>> begin

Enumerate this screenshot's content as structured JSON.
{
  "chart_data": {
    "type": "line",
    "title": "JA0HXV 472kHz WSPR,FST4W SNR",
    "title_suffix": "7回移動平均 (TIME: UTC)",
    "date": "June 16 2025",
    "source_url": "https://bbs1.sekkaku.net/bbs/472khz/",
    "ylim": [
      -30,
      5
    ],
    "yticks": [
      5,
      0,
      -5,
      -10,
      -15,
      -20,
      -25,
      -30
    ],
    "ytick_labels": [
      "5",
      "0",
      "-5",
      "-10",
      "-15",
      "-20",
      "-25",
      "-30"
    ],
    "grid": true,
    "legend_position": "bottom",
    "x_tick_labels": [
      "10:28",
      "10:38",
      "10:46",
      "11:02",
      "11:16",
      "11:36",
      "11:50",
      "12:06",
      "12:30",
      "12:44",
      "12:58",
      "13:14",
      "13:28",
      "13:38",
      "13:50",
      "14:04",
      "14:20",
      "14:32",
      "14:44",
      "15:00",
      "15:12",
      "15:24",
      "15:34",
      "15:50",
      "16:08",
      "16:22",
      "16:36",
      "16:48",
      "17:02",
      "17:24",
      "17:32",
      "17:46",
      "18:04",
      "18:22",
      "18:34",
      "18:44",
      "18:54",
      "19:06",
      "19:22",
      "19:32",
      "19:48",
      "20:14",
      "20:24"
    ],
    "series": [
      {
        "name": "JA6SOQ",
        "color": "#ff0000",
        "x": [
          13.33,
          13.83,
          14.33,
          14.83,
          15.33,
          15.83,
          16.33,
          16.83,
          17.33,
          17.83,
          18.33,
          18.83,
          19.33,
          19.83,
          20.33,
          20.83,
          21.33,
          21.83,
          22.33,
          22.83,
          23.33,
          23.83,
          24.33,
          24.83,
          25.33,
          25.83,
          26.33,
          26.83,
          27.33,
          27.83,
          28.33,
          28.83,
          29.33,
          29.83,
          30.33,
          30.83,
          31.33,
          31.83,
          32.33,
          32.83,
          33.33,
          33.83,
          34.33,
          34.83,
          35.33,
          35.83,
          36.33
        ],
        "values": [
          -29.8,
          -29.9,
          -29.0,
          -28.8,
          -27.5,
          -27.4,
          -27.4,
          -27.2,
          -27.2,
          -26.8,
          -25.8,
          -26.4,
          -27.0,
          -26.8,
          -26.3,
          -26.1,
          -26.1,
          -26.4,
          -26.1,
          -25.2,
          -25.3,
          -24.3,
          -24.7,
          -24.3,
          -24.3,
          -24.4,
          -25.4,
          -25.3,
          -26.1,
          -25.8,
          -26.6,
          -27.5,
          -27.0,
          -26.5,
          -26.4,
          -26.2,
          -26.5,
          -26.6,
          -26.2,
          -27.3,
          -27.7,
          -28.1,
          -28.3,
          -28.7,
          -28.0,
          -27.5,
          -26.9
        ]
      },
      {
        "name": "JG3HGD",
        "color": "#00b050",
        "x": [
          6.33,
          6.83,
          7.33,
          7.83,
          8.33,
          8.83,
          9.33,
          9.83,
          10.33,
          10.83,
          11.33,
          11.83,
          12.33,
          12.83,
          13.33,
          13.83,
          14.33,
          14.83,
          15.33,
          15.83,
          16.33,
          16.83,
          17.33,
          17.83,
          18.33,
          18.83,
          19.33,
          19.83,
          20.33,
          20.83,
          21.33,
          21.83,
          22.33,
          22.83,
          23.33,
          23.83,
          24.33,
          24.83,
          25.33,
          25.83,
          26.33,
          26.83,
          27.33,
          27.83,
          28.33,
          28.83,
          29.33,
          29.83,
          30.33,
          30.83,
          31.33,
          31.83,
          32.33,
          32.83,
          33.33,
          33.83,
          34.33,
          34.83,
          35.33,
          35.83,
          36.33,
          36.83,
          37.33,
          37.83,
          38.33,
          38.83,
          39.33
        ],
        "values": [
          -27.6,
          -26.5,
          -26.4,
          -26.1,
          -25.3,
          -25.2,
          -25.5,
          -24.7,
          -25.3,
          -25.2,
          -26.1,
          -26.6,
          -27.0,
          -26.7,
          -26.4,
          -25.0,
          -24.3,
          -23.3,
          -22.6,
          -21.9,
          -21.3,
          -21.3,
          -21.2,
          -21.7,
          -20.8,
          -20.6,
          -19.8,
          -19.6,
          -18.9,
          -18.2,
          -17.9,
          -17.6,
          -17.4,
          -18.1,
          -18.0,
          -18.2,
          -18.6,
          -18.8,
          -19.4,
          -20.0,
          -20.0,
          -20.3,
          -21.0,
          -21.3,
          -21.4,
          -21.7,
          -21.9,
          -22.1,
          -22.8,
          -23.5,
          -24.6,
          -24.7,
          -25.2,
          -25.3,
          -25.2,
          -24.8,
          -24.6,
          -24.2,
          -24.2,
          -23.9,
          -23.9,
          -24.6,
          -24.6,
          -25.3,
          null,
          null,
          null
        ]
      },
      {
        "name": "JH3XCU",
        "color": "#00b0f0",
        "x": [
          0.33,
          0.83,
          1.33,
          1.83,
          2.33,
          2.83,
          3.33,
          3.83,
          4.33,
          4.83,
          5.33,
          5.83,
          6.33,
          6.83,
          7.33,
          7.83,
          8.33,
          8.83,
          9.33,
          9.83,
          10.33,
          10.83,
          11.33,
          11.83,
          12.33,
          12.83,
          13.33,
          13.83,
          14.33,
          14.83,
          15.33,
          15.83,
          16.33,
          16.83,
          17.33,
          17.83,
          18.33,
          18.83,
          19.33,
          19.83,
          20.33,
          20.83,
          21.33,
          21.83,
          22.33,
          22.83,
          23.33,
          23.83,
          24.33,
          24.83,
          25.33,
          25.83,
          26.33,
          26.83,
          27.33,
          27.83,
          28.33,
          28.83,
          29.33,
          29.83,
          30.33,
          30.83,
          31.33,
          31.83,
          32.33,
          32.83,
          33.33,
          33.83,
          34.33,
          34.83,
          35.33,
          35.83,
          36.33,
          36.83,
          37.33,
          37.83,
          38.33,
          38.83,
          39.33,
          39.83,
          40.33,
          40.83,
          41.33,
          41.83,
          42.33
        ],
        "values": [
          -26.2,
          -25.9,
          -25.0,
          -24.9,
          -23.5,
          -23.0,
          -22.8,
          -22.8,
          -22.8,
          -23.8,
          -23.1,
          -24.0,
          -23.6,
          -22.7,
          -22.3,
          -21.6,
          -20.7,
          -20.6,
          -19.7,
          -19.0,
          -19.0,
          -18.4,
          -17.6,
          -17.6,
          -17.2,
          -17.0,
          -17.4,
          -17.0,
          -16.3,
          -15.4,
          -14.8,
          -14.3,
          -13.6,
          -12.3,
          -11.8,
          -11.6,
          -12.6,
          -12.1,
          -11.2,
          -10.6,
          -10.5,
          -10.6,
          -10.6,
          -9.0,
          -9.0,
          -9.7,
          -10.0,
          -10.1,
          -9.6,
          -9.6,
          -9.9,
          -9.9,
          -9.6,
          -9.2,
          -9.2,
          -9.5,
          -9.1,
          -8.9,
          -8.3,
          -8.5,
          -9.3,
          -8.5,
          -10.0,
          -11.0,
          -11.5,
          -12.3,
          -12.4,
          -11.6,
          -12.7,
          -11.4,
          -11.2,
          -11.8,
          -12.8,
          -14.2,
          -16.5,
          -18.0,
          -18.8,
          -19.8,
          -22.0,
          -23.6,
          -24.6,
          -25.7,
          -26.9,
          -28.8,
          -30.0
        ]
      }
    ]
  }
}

>> end

_What you should do_
Gather from the data above every line with the string "name".

_Answer to this problem_
        "name": "JA6SOQ",
        "name": "JG3HGD",
        "name": "JH3XCU",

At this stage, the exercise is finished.